>> BEGIN
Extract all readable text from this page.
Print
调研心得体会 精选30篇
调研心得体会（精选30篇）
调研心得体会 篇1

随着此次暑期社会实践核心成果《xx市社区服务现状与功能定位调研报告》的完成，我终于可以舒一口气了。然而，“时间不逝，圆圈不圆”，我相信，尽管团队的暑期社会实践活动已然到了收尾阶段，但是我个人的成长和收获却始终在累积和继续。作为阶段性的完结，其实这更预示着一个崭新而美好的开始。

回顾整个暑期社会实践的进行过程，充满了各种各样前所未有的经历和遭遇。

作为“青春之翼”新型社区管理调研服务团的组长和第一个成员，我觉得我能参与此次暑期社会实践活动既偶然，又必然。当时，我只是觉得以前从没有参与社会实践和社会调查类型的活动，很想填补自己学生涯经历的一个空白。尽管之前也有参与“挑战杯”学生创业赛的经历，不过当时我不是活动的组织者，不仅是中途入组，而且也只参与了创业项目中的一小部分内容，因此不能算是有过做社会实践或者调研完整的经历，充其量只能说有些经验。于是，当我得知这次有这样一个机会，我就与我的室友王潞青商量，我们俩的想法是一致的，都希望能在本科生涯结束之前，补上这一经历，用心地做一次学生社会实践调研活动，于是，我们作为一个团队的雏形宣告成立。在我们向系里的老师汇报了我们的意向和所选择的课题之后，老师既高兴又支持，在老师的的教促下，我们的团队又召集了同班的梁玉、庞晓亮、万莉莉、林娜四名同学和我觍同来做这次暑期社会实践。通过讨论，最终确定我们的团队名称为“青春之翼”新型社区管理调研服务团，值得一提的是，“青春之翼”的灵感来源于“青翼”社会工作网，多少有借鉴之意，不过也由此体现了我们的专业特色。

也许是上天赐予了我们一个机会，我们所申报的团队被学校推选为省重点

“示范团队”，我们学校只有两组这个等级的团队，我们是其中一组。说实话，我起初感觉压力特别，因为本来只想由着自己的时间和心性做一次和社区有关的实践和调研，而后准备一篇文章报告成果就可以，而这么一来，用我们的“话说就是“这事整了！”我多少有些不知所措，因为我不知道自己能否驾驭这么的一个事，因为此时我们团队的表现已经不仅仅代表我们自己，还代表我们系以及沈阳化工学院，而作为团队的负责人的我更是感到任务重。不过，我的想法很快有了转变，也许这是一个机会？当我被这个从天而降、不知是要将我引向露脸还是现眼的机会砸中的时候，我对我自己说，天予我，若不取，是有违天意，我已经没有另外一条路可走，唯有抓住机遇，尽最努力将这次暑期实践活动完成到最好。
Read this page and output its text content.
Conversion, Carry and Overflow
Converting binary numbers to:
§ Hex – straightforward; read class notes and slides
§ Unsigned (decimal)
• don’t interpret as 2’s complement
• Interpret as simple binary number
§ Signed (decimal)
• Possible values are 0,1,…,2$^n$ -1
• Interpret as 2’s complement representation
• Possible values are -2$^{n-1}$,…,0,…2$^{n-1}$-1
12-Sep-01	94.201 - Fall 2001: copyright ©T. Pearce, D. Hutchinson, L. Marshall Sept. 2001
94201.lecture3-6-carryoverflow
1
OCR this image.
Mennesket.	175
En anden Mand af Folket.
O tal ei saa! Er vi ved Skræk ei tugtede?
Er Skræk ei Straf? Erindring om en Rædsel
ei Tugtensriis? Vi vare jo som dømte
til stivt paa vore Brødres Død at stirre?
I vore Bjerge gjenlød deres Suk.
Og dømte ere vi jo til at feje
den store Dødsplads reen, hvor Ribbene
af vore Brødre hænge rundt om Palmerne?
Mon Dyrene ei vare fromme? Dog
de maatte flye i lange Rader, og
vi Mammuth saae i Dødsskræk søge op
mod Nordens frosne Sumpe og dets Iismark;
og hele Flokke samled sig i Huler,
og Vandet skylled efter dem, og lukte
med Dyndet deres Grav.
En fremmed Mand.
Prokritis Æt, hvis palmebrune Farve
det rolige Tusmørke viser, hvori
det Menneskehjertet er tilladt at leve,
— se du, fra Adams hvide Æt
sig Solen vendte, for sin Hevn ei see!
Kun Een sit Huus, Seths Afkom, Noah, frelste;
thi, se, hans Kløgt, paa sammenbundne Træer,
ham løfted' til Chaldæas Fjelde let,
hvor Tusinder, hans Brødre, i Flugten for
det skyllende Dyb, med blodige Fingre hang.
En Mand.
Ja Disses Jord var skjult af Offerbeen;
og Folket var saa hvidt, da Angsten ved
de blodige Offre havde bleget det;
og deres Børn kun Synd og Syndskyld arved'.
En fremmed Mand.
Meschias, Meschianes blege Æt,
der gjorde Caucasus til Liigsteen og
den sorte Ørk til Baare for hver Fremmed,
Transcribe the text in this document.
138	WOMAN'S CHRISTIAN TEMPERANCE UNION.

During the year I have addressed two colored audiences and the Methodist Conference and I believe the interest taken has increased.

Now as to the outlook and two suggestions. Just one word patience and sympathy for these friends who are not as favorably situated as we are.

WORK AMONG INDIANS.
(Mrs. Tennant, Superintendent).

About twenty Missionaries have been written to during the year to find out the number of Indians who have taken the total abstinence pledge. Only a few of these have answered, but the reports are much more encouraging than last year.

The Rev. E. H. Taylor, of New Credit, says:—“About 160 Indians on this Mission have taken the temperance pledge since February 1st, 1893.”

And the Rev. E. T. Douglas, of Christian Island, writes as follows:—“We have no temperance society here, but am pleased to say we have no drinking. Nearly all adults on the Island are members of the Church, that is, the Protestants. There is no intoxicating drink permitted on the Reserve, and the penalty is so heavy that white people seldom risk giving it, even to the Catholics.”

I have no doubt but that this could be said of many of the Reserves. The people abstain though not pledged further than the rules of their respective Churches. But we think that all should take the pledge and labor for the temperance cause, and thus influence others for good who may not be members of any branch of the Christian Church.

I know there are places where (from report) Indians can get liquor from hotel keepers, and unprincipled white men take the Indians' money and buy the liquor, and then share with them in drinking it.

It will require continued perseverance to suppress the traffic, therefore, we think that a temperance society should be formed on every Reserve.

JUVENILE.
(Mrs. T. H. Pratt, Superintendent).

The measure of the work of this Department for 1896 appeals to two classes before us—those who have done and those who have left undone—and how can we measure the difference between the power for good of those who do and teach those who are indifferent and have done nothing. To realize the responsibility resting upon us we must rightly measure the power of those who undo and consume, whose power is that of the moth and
>> END
*Exercise description*:
Extract every line above exactly as it stands.

*The reply*:
Extract all readable text from this page.
Print
调研心得体会 精选30篇
调研心得体会（精选30篇）
调研心得体会 篇1

随着此次暑期社会实践核心成果《xx市社区服务现状与功能定位调研报告》的完成，我终于可以舒一口气了。然而，“时间不逝，圆圈不圆”，我相信，尽管团队的暑期社会实践活动已然到了收尾阶段，但是我个人的成长和收获却始终在累积和继续。作为阶段性的完结，其实这更预示着一个崭新而美好的开始。

回顾整个暑期社会实践的进行过程，充满了各种各样前所未有的经历和遭遇。

作为“青春之翼”新型社区管理调研服务团的组长和第一个成员，我觉得我能参与此次暑期社会实践活动既偶然，又必然。当时，我只是觉得以前从没有参与社会实践和社会调查类型的活动，很想填补自己学生涯经历的一个空白。尽管之前也有参与“挑战杯”学生创业赛的经历，不过当时我不是活动的组织者，不仅是中途入组，而且也只参与了创业项目中的一小部分内容，因此不能算是有过做社会实践或者调研完整的经历，充其量只能说有些经验。于是，当我得知这次有这样一个机会，我就与我的室友王潞青商量，我们俩的想法是一致的，都希望能在本科生涯结束之前，补上这一经历，用心地做一次学生社会实践调研活动，于是，我们作为一个团队的雏形宣告成立。在我们向系里的老师汇报了我们的意向和所选择的课题之后，老师既高兴又支持，在老师的的教促下，我们的团队又召集了同班的梁玉、庞晓亮、万莉莉、林娜四名同学和我觍同来做这次暑期社会实践。通过讨论，最终确定我们的团队名称为“青春之翼”新型社区管理调研服务团，值得一提的是，“青春之翼”的灵感来源于“青翼”社会工作网，多少有借鉴之意，不过也由此体现了我们的专业特色。

也许是上天赐予了我们一个机会，我们所申报的团队被学校推选为省重点

“示范团队”，我们学校只有两组这个等级的团队，我们是其中一组。说实话，我起初感觉压力特别，因为本来只想由着自己的时间和心性做一次和社区有关的实践和调研，而后准备一篇文章报告成果就可以，而这么一来，用我们的“话说就是“这事整了！”我多少有些不知所措，因为我不知道自己能否驾驭这么的一个事，因为此时我们团队的表现已经不仅仅代表我们自己，还代表我们系以及沈阳化工学院，而作为团队的负责人的我更是感到任务重。不过，我的想法很快有了转变，也许这是一个机会？当我被这个从天而降、不知是要将我引向露脸还是现眼的机会砸中的时候，我对我自己说，天予我，若不取，是有违天意，我已经没有另外一条路可走，唯有抓住机遇，尽最努力将这次暑期实践活动完成到最好。
Read this page and output its text content.
Conversion, Carry and Overflow
Converting binary numbers to:
§ Hex – straightforward; read class notes and slides
§ Unsigned (decimal)
• don’t interpret as 2’s complement
• Interpret as simple binary number
§ Signed (decimal)
• Possible values are 0,1,…,2$^n$ -1
• Interpret as 2’s complement representation
• Possible values are -2$^{n-1}$,…,0,…2$^{n-1}$-1
12-Sep-01	94.201 - Fall 2001: copyright ©T. Pearce, D. Hutchinson, L. Marshall Sept. 2001
94201.lecture3-6-carryoverflow
1
OCR this image.
Mennesket.	175
En anden Mand af Folket.
O tal ei saa! Er vi ved Skræk ei tugtede?
Er Skræk ei Straf? Erindring om en Rædsel
ei Tugtensriis? Vi vare jo som dømte
til stivt paa vore Brødres Død at stirre?
I vore Bjerge gjenlød deres Suk.
Og dømte ere vi jo til at feje
den store Dødsplads reen, hvor Ribbene
af vore Brødre hænge rundt om Palmerne?
Mon Dyrene ei vare fromme? Dog
de maatte flye i lange Rader, og
vi Mammuth saae i Dødsskræk søge op
mod Nordens frosne Sumpe og dets Iismark;
og hele Flokke samled sig i Huler,
og Vandet skylled efter dem, og lukte
med Dyndet deres Grav.
En fremmed Mand.
Prokritis Æt, hvis palmebrune Farve
det rolige Tusmørke viser, hvori
det Menneskehjertet er tilladt at leve,
— se du, fra Adams hvide Æt
sig Solen vendte, for sin Hevn ei see!
Kun Een sit Huus, Seths Afkom, Noah, frelste;
thi, se, hans Kløgt, paa sammenbundne Træer,
ham løfted' til Chaldæas Fjelde let,
hvor Tusinder, hans Brødre, i Flugten for
det skyllende Dyb, med blodige Fingre hang.
En Mand.
Ja Disses Jord var skjult af Offerbeen;
og Folket var saa hvidt, da Angsten ved
de blodige Offre havde bleget det;
og deres Børn kun Synd og Syndskyld arved'.
En fremmed Mand.
Meschias, Meschianes blege Æt,
der gjorde Caucasus til Liigsteen og
den sorte Ørk til Baare for hver Fremmed,
Transcribe the text in this document.
138	WOMAN'S CHRISTIAN TEMPERANCE UNION.

During the year I have addressed two colored audiences and the Methodist Conference and I believe the interest taken has increased.

Now as to the outlook and two suggestions. Just one word patience and sympathy for these friends who are not as favorably situated as we are.

WORK AMONG INDIANS.
(Mrs. Tennant, Superintendent).

About twenty Missionaries have been written to during the year to find out the number of Indians who have taken the total abstinence pledge. Only a few of these have answered, but the reports are much more encouraging than last year.

The Rev. E. H. Taylor, of New Credit, says:—“About 160 Indians on this Mission have taken the temperance pledge since February 1st, 1893.”

And the Rev. E. T. Douglas, of Christian Island, writes as follows:—“We have no temperance society here, but am pleased to say we have no drinking. Nearly all adults on the Island are members of the Church, that is, the Protestants. There is no intoxicating drink permitted on the Reserve, and the penalty is so heavy that white people seldom risk giving it, even to the Catholics.”

I have no doubt but that this could be said of many of the Reserves. The people abstain though not pledged further than the rules of their respective Churches. But we think that all should take the pledge and labor for the temperance cause, and thus influence others for good who may not be members of any branch of the Christian Church.

I know there are places where (from report) Indians can get liquor from hotel keepers, and unprincipled white men take the Indians' money and buy the liquor, and then share with them in drinking it.

It will require continued perseverance to suppress the traffic, therefore, we think that a temperance society should be formed on every Reserve.

JUVENILE.
(Mrs. T. H. Pratt, Superintendent).

The measure of the work of this Department for 1896 appeals to two classes before us—those who have done and those who have left undone—and how can we measure the difference between the power for good of those who do and teach those who are indifferent and have done nothing. To realize the responsibility resting upon us we must rightly measure the power of those who undo and consume, whose power is that of the moth and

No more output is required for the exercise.